§ SELECTED TEXT
━━━━━━

The Rodriguez court explained that, “A state law tort claim to recover for injuries allegedly caused by a medical device is preempted if two requirements are met: (1) ‘the Federal Government has established requirements applicable to [the device]; and (2) the claims are based on state law requirements that are different from, or in addition to the federal ones, and that relate to safety and effectiveness.’” Id. at *1 (alteration in original). “Class III devices that are approved through the FDA’s rigorous pre-market approval process (‘PMA’) automatically satisfy the ‘federal requirements’ prong of the preemption analysis.” Id. at *2 (citing Riegel v. Medtronic, Inc., 552 U.S. 312, 322-23 (2008)).
As the plaintiff presented “no argument that the PDP and PMA procedures should be treated differently under the preemption analysis” and other persuasive authority counseled that they should be treated the same, the court “assume[d] that a device which has been approved through the PDP process meets the federal requirements prong of the preemption analysis.” Id.at *2. It further found that the plaintiff’s claims were pleaded such that they would impose additional or different requirements than the federal ones and, therefore, satisfied the second prong of the analysis. Id. at *3-4.

━━━━━━

§ SOURCE DATA
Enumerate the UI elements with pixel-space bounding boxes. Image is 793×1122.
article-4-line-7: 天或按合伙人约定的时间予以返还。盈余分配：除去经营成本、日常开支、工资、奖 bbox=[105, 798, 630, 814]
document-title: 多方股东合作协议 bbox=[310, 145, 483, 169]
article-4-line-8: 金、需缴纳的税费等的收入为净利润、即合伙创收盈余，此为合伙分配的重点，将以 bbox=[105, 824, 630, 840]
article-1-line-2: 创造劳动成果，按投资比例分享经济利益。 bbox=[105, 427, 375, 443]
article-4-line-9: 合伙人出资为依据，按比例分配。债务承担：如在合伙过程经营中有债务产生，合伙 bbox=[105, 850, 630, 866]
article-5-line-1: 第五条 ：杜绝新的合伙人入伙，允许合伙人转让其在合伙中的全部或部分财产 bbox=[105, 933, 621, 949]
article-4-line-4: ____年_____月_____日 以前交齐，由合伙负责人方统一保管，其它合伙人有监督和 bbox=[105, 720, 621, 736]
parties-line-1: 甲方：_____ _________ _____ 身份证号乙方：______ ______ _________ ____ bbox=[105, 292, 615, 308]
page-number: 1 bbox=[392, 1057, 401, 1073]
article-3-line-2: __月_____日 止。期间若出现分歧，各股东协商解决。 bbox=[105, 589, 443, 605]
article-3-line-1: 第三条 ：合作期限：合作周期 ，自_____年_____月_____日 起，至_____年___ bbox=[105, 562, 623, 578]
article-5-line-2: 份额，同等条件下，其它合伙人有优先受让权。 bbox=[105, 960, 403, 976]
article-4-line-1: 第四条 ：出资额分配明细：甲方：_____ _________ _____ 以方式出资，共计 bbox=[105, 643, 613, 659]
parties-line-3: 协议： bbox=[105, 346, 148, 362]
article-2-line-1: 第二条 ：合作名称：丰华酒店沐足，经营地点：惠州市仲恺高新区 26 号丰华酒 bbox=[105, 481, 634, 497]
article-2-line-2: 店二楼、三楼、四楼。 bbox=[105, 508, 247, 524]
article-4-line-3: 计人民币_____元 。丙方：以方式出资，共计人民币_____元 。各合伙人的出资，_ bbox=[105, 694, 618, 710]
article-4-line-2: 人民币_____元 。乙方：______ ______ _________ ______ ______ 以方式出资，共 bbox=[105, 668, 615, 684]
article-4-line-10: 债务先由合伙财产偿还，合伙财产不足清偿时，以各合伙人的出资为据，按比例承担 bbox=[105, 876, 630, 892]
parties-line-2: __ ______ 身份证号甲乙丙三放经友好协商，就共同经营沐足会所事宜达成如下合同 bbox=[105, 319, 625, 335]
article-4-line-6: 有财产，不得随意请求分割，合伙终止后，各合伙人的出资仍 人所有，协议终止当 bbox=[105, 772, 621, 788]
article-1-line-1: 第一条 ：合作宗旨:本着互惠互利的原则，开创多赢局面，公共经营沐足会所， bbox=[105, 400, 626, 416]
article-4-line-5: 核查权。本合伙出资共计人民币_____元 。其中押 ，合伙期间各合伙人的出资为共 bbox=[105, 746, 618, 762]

━━━━━━

§ TO DO
**a)** Print the part of the preemption excerpt starting with "The Rodriguez court" and going on through "312, 322-23 (2008)).".
**b)** According to the preemption excerpt, which prong of the preemption analysis do Class III devices approved through the FDA's pre-market approval process automatically satisfy?
Answer from the preemption excerpt alone; the rows play no part.

§ RESPONSES FOR EACH TASK
**a)**
The Rodriguez court explained that, “A state law tort claim to recover for injuries allegedly caused by a medical device is preempted if two requirements are met: (1) ‘the Federal Government has established requirements applicable to [the device]; and (2) the claims are based on state law requirements that are different from, or in addition to the federal ones, and that relate to safety and effectiveness.’” Id. at *1 (alteration in original). “Class III devices that are approved through the FDA’s rigorous pre-market approval process (‘PMA’) automatically satisfy the ‘federal requirements’ prong of the preemption analysis.” Id. at *2 (citing Riegel v. Medtronic, Inc., 552 U.S. 312, 322-23 (2008)).

**b)** They automatically satisfy the "federal requirements" prong of the preemption analysis.